* [CONSIGNES]
**a.** D'après l'extrait, combien d'expositions le catalogue présente-t-il cette année ?
**b.** Recopiez à l'identique le passage de l'extrait qui débute aux mots "Durant la semaine" et s'arrête après "le titre (Dé)GéNéRé(e)S.".

N’oublions pas que le Off a été créé dans les années 90 par Christophe Laloi et Aline Phanariotis jusqu’à connaitre un développement international, après avoir été sinistré par Marta Gili qui s’est opposé à ce que Voies Off se voit attribué les anciens locaux de l’ENSP de la rue des Arènes comme l’avait prévu le maire Hervé Sciavetti, plusieurs années de déséquilibre se sont écoulées avec diverses tentatives de récupération sans véritable projet, jusqu’à ce que Florent Basiletti le reprenne il y a deux ans après avoir fait ses preuves auprès de la Fondation Manuel Rivera Ortiz. En s’accordant avec Juliette Larochette ils ont fondé la structure de La Kabine et publié un catalogue très complet qui cette année présente 150 expos dans toute la ville.
Durant la semaine d’ouverture, avec quelques repérages préliminaires et des rencontres de hasard, j’ai vu un certain nombre de propositions individuelles en galeries et deux expositions collectives, dont celle organisée par la Kabine à l’Espace du Printemps Au bord des mondes sous titrée Habiter les territoires et survivre aux fractures et l’exposition organisée par Nicolas Havette à l’Étoile de la Roquette sous le titre (Dé)GéNéRé(e)S.

* [DONNÉES FOURNIES]
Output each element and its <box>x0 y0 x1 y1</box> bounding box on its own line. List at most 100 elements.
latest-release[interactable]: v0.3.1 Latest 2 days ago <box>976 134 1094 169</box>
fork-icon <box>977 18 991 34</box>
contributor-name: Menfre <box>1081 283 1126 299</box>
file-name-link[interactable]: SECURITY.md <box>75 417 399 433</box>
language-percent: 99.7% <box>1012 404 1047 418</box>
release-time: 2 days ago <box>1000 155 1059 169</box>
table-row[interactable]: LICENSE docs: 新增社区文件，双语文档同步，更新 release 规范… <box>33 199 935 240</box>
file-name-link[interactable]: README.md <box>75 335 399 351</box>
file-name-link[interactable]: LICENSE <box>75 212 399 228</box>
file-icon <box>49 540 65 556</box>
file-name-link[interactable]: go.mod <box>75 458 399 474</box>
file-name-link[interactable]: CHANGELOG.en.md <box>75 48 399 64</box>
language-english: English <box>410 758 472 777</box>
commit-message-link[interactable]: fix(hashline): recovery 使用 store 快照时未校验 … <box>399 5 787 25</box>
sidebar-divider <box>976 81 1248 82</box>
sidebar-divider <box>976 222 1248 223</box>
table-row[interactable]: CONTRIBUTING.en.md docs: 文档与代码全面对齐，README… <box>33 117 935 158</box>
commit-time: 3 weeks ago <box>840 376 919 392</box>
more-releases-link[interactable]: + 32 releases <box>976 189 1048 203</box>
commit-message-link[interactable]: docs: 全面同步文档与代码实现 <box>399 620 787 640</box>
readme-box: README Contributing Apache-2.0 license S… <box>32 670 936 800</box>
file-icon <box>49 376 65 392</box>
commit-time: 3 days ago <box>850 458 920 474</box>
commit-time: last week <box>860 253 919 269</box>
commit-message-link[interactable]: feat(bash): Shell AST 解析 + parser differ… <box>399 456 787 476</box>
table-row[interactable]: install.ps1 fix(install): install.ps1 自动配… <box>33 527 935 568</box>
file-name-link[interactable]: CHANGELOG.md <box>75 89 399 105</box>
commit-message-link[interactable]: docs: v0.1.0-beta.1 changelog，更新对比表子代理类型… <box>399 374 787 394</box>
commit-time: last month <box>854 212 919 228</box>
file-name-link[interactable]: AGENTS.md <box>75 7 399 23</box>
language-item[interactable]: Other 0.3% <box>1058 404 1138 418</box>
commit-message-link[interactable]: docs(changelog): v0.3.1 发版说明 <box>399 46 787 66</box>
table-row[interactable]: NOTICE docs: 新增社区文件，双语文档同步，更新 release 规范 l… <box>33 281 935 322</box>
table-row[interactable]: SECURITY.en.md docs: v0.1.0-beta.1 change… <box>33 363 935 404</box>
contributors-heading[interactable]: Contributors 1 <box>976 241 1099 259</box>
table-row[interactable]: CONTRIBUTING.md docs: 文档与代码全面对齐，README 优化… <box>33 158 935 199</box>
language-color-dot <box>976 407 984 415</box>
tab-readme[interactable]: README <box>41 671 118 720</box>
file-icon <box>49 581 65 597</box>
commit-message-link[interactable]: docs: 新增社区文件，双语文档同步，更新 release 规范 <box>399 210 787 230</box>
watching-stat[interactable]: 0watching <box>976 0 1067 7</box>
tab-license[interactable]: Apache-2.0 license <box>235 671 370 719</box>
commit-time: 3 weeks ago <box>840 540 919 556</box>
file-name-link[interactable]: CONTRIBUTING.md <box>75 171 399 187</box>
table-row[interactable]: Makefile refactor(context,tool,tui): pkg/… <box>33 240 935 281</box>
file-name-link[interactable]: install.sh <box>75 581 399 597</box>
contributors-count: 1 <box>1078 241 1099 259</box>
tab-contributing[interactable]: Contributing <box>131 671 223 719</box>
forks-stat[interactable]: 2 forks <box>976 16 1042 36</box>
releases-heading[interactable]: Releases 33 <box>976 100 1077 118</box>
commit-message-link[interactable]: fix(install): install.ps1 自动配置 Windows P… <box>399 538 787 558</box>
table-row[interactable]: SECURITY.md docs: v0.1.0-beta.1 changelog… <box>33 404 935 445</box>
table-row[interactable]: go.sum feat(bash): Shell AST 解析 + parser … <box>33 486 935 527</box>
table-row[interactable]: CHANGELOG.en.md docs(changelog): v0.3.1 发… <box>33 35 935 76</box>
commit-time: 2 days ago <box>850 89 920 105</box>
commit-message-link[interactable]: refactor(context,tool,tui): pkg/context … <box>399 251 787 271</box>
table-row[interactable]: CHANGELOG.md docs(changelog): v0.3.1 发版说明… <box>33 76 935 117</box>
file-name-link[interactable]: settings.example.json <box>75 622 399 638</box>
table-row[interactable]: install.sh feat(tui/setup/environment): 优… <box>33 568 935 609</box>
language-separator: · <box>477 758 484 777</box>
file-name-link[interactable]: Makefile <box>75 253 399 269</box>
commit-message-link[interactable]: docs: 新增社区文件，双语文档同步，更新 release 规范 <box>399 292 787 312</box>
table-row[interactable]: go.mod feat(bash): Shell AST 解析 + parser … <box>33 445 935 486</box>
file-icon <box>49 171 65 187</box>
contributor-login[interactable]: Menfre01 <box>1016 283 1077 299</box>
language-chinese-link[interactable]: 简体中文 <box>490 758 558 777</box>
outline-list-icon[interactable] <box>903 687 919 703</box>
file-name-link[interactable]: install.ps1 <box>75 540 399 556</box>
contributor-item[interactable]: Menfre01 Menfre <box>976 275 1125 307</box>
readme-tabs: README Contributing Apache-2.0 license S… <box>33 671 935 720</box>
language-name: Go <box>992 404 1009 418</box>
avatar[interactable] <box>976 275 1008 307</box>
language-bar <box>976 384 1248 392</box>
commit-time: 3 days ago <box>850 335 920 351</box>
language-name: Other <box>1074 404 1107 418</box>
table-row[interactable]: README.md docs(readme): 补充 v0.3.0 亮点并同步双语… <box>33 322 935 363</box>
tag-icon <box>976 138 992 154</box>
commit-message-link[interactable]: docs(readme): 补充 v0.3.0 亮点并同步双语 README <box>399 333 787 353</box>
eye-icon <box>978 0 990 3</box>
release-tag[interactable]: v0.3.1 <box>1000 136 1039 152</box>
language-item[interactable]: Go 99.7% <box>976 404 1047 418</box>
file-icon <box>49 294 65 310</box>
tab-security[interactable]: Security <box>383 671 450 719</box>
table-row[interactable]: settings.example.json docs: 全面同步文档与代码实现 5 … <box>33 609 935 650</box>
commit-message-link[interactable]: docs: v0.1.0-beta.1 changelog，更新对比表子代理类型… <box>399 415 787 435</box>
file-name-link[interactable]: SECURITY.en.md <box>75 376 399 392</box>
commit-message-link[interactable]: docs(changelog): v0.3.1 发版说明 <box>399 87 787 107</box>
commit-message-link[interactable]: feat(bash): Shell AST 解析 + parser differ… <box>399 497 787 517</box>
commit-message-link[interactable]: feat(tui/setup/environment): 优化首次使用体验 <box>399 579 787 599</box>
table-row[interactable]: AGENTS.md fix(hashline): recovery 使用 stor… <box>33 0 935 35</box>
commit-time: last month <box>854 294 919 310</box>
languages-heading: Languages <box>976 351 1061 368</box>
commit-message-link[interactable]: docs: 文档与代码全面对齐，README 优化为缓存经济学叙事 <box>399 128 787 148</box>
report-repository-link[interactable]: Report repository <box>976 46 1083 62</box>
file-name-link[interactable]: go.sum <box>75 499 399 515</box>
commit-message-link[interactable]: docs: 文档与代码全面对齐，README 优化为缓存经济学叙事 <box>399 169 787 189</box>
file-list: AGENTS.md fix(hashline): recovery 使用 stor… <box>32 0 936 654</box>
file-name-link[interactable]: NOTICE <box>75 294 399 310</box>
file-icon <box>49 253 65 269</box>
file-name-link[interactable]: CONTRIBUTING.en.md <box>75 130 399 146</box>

* [CORRIGÉ]
**a.** 150 expositions dans toute la ville.

**b.**
Durant la semaine d’ouverture, avec quelques repérages préliminaires et des rencontres de hasard, j’ai vu un certain nombre de propositions individuelles en galeries et deux expositions collectives, dont celle organisée par la Kabine à l’Espace du Printemps Au bord des mondes sous titrée Habiter les territoires et survivre aux fractures et l’exposition organisée par Nicolas Havette à l’Étoile de la Roquette sous le titre (Dé)GéNéRé(e)S.